## The task
From the entries below, gather each line containing the word "symptom".

## Data shown
------------------------

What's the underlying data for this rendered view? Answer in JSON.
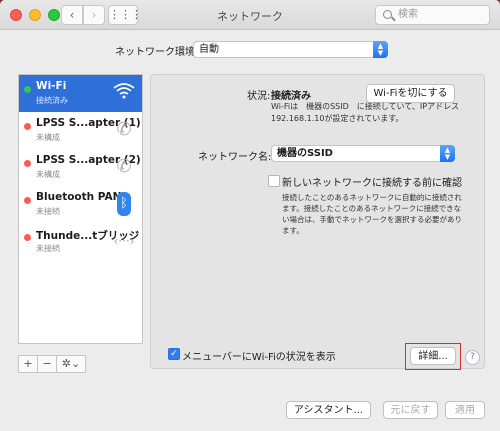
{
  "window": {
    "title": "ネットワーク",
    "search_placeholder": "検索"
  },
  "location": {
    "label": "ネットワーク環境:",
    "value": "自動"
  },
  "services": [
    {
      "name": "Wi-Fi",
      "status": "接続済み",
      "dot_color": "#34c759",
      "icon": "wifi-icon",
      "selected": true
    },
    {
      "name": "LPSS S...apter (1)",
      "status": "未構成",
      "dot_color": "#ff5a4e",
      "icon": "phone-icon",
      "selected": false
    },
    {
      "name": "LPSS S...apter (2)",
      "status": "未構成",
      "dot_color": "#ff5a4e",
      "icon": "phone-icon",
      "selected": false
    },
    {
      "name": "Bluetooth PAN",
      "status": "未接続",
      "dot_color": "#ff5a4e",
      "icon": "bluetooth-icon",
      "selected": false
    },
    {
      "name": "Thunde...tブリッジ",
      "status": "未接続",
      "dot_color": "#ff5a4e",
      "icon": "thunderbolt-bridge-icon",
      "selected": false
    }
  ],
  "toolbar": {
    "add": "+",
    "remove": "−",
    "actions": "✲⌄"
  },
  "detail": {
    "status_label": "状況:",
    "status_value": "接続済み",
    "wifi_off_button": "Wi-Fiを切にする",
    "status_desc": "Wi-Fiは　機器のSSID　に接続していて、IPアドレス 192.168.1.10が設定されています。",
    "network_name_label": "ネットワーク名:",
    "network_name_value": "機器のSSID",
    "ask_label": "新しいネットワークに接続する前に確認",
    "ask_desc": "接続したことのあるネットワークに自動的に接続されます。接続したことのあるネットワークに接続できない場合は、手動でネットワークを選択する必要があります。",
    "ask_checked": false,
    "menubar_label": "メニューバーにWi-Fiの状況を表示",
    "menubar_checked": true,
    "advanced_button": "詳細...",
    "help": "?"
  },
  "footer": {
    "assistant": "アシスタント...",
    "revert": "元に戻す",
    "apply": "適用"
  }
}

------------------------

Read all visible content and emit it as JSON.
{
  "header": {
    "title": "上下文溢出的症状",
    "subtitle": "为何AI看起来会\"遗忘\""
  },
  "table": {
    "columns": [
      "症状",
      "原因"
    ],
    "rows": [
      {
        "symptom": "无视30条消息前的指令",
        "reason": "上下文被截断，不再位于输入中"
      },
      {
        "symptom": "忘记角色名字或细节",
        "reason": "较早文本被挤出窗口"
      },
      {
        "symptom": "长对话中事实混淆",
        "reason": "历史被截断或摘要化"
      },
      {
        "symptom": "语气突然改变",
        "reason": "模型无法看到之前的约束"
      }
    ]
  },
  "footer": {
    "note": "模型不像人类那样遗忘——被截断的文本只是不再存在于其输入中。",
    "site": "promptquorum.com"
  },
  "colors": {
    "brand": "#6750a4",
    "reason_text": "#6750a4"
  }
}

------------------------

## Task response
        "symptom": "无视30条消息前的指令",
        "symptom": "忘记角色名字或细节",
        "symptom": "长对话中事实混淆",
        "symptom": "语气突然改变",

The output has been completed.